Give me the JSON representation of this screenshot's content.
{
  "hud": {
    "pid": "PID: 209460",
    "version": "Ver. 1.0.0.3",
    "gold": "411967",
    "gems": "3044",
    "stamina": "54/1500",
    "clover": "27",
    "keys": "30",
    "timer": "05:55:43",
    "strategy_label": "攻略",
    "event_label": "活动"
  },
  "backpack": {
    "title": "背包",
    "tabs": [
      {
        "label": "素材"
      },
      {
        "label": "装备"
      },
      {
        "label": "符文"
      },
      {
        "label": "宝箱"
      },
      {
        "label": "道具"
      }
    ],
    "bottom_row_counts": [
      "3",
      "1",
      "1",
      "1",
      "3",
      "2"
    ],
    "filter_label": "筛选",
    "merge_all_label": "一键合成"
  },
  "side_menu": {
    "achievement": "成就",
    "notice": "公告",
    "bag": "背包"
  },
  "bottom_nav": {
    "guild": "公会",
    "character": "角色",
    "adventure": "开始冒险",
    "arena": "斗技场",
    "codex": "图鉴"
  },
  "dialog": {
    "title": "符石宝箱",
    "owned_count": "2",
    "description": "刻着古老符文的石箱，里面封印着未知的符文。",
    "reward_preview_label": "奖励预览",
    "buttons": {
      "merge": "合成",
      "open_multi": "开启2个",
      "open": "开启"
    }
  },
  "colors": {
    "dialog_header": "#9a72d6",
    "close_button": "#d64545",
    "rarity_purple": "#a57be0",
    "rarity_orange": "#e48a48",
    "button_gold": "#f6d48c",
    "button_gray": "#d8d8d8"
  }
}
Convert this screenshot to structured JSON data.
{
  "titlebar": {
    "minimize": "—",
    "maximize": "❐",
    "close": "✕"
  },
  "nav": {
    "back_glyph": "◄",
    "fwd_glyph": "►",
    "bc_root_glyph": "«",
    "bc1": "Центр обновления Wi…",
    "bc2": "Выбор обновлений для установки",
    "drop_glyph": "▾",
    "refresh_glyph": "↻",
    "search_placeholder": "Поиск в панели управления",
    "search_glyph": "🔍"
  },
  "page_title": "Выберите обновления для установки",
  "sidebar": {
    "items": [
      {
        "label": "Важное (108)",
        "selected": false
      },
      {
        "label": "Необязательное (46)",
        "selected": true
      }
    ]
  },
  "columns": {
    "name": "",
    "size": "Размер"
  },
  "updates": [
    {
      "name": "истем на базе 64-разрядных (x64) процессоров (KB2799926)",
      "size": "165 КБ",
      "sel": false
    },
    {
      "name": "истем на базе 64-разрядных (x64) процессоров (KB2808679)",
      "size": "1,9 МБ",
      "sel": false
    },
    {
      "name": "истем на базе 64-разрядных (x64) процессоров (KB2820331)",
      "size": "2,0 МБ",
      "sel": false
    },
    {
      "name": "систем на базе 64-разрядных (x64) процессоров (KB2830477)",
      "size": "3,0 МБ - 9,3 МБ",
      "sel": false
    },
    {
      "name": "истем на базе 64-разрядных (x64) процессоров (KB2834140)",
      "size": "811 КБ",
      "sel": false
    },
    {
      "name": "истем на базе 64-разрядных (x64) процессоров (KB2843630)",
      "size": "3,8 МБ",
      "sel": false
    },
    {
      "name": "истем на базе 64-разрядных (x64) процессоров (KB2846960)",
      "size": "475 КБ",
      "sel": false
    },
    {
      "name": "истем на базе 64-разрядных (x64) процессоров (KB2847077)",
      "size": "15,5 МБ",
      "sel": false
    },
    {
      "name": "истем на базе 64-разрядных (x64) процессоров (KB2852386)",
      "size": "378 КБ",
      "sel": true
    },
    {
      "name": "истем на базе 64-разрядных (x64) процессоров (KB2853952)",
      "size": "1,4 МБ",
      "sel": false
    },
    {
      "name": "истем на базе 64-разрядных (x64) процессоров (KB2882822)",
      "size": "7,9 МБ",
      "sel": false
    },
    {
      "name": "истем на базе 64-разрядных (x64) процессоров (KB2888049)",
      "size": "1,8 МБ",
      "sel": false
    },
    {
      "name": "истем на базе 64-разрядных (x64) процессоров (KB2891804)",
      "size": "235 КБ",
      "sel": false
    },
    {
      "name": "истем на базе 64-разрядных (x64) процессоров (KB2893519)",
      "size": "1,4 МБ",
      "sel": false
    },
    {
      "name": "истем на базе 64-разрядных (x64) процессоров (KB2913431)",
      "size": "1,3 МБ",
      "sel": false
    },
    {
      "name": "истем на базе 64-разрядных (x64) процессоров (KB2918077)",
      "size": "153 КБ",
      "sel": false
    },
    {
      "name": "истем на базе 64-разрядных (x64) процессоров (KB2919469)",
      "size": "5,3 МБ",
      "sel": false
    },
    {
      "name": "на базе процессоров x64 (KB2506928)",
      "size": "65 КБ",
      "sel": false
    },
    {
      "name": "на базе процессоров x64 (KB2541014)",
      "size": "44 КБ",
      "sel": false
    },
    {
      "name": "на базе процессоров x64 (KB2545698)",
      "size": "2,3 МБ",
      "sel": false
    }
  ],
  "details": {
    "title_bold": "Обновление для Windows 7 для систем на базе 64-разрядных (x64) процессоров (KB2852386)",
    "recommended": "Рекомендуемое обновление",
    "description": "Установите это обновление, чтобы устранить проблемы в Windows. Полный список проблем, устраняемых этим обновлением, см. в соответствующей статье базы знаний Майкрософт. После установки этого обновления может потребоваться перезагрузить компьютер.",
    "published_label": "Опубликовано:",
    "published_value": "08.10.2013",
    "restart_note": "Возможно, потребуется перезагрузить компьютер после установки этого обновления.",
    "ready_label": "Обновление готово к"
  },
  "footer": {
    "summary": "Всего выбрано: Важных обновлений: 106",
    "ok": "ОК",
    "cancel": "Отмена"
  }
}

━━━━━━━━━━━━━━━━━━━━━━━━━━━━━━

- _SET TASK_
Return the entries in full, keeping every line exactly as it is.

- _RESULT OF THIS EXERCISE_
Give me the JSON representation of this screenshot's content.
{
  "hud": {
    "pid": "PID: 209460",
    "version": "Ver. 1.0.0.3",
    "gold": "411967",
    "gems": "3044",
    "stamina": "54/1500",
    "clover": "27",
    "keys": "30",
    "timer": "05:55:43",
    "strategy_label": "攻略",
    "event_label": "活动"
  },
  "backpack": {
    "title": "背包",
    "tabs": [
      {
        "label": "素材"
      },
      {
        "label": "装备"
      },
      {
        "label": "符文"
      },
      {
        "label": "宝箱"
      },
      {
        "label": "道具"
      }
    ],
    "bottom_row_counts": [
      "3",
      "1",
      "1",
      "1",
      "3",
      "2"
    ],
    "filter_label": "筛选",
    "merge_all_label": "一键合成"
  },
  "side_menu": {
    "achievement": "成就",
    "notice": "公告",
    "bag": "背包"
  },
  "bottom_nav": {
    "guild": "公会",
    "character": "角色",
    "adventure": "开始冒险",
    "arena": "斗技场",
    "codex": "图鉴"
  },
  "dialog": {
    "title": "符石宝箱",
    "owned_count": "2",
    "description": "刻着古老符文的石箱，里面封印着未知的符文。",
    "reward_preview_label": "奖励预览",
    "buttons": {
      "merge": "合成",
      "open_multi": "开启2个",
      "open": "开启"
    }
  },
  "colors": {
    "dialog_header": "#9a72d6",
    "close_button": "#d64545",
    "rarity_purple": "#a57be0",
    "rarity_orange": "#e48a48",
    "button_gold": "#f6d48c",
    "button_gray": "#d8d8d8"
  }
}
Convert this screenshot to structured JSON data.
{
  "titlebar": {
    "minimize": "—",
    "maximize": "❐",
    "close": "✕"
  },
  "nav": {
    "back_glyph": "◄",
    "fwd_glyph": "►",
    "bc_root_glyph": "«",
    "bc1": "Центр обновления Wi…",
    "bc2": "Выбор обновлений для установки",
    "drop_glyph": "▾",
    "refresh_glyph": "↻",
    "search_placeholder": "Поиск в панели управления",
    "search_glyph": "🔍"
  },
  "page_title": "Выберите обновления для установки",
  "sidebar": {
    "items": [
      {
        "label": "Важное (108)",
        "selected": false
      },
      {
        "label": "Необязательное (46)",
        "selected": true
      }
    ]
  },
  "columns": {
    "name": "",
    "size": "Размер"
  },
  "updates": [
    {
      "name": "истем на базе 64-разрядных (x64) процессоров (KB2799926)",
      "size": "165 КБ",
      "sel": false
    },
    {
      "name": "истем на базе 64-разрядных (x64) процессоров (KB2808679)",
      "size": "1,9 МБ",
      "sel": false
    },
    {
      "name": "истем на базе 64-разрядных (x64) процессоров (KB2820331)",
      "size": "2,0 МБ",
      "sel": false
    },
    {
      "name": "систем на базе 64-разрядных (x64) процессоров (KB2830477)",
      "size": "3,0 МБ - 9,3 МБ",
      "sel": false
    },
    {
      "name": "истем на базе 64-разрядных (x64) процессоров (KB2834140)",
      "size": "811 КБ",
      "sel": false
    },
    {
      "name": "истем на базе 64-разрядных (x64) процессоров (KB2843630)",
      "size": "3,8 МБ",
      "sel": false
    },
    {
      "name": "истем на базе 64-разрядных (x64) процессоров (KB2846960)",
      "size": "475 КБ",
      "sel": false
    },
    {
      "name": "истем на базе 64-разрядных (x64) процессоров (KB2847077)",
      "size": "15,5 МБ",
      "sel": false
    },
    {
      "name": "истем на базе 64-разрядных (x64) процессоров (KB2852386)",
      "size": "378 КБ",
      "sel": true
    },
    {
      "name": "истем на базе 64-разрядных (x64) процессоров (KB2853952)",
      "size": "1,4 МБ",
      "sel": false
    },
    {
      "name": "истем на базе 64-разрядных (x64) процессоров (KB2882822)",
      "size": "7,9 МБ",
      "sel": false
    },
    {
      "name": "истем на базе 64-разрядных (x64) процессоров (KB2888049)",
      "size": "1,8 МБ",
      "sel": false
    },
    {
      "name": "истем на базе 64-разрядных (x64) процессоров (KB2891804)",
      "size": "235 КБ",
      "sel": false
    },
    {
      "name": "истем на базе 64-разрядных (x64) процессоров (KB2893519)",
      "size": "1,4 МБ",
      "sel": false
    },
    {
      "name": "истем на базе 64-разрядных (x64) процессоров (KB2913431)",
      "size": "1,3 МБ",
      "sel": false
    },
    {
      "name": "истем на базе 64-разрядных (x64) процессоров (KB2918077)",
      "size": "153 КБ",
      "sel": false
    },
    {
      "name": "истем на базе 64-разрядных (x64) процессоров (KB2919469)",
      "size": "5,3 МБ",
      "sel": false
    },
    {
      "name": "на базе процессоров x64 (KB2506928)",
      "size": "65 КБ",
      "sel": false
    },
    {
      "name": "на базе процессоров x64 (KB2541014)",
      "size": "44 КБ",
      "sel": false
    },
    {
      "name": "на базе процессоров x64 (KB2545698)",
      "size": "2,3 МБ",
      "sel": false
    }
  ],
  "details": {
    "title_bold": "Обновление для Windows 7 для систем на базе 64-разрядных (x64) процессоров (KB2852386)",
    "recommended": "Рекомендуемое обновление",
    "description": "Установите это обновление, чтобы устранить проблемы в Windows. Полный список проблем, устраняемых этим обновлением, см. в соответствующей статье базы знаний Майкрософт. После установки этого обновления может потребоваться перезагрузить компьютер.",
    "published_label": "Опубликовано:",
    "published_value": "08.10.2013",
    "restart_note": "Возможно, потребуется перезагрузить компьютер после установки этого обновления.",
    "ready_label": "Обновление готово к"
  },
  "footer": {
    "summary": "Всего выбрано: Важных обновлений: 106",
    "ok": "ОК",
    "cancel": "Отмена"
  }
}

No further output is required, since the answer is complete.